▶ **What you need to do**: Give every line back verbatim, dropping all images.

▶ **Task inputs**:
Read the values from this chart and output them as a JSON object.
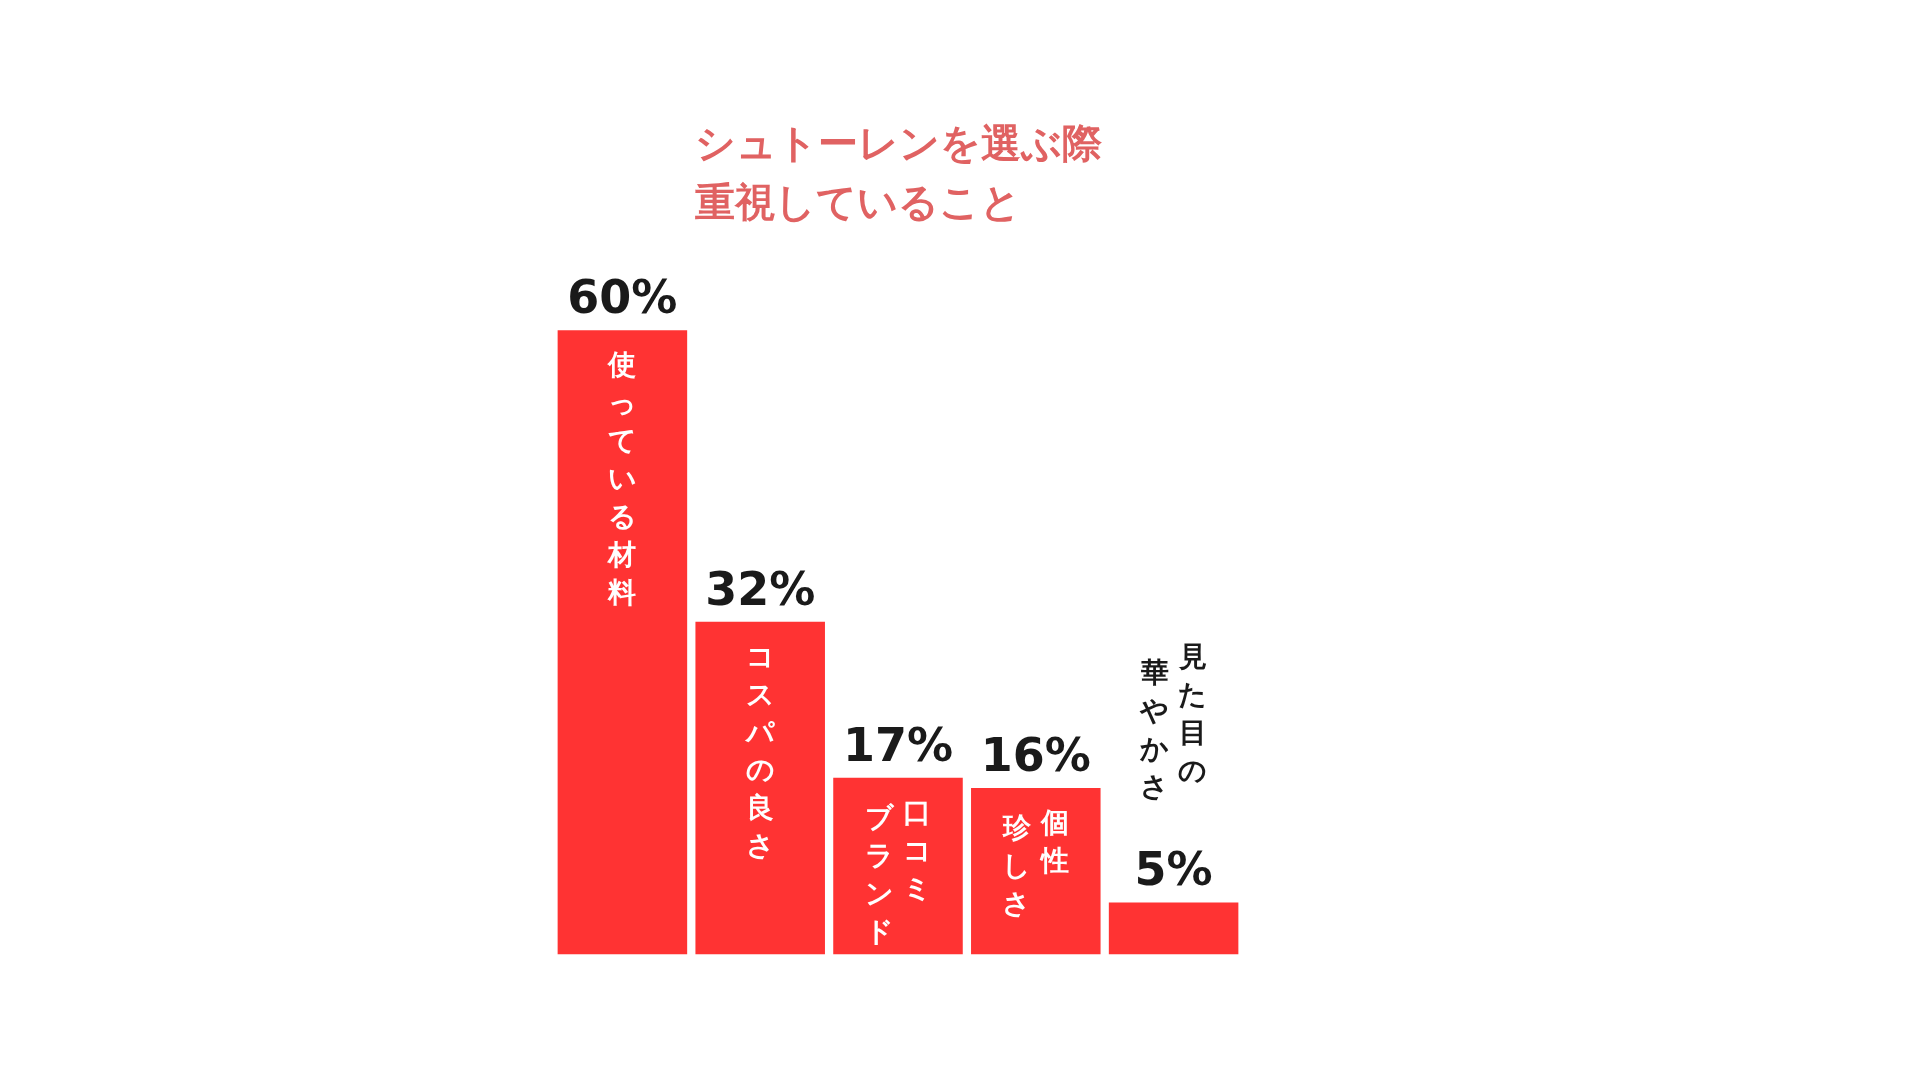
{
  "chart_data": {
    "type": "bar",
    "title": "シュトーレンを選ぶ際重視していること",
    "categories": [
      "使っている材料",
      "コスパの良さ",
      "口コミブランド",
      "個性珍しさ",
      "見た目の華やかさ"
    ],
    "values": [
      60,
      32,
      17,
      16,
      5
    ],
    "value_labels": [
      "60%",
      "32%",
      "17%",
      "16%",
      "5%"
    ],
    "color": "#ff3333",
    "grid": false
  }
}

▶ **Exercise answer**:
Read the values from this chart and output them as a JSON object.
{
  "chart_data": {
    "type": "bar",
    "title": "シュトーレンを選ぶ際重視していること",
    "categories": [
      "使っている材料",
      "コスパの良さ",
      "口コミブランド",
      "個性珍しさ",
      "見た目の華やかさ"
    ],
    "values": [
      60,
      32,
      17,
      16,
      5
    ],
    "value_labels": [
      "60%",
      "32%",
      "17%",
      "16%",
      "5%"
    ],
    "color": "#ff3333",
    "grid": false
  }
}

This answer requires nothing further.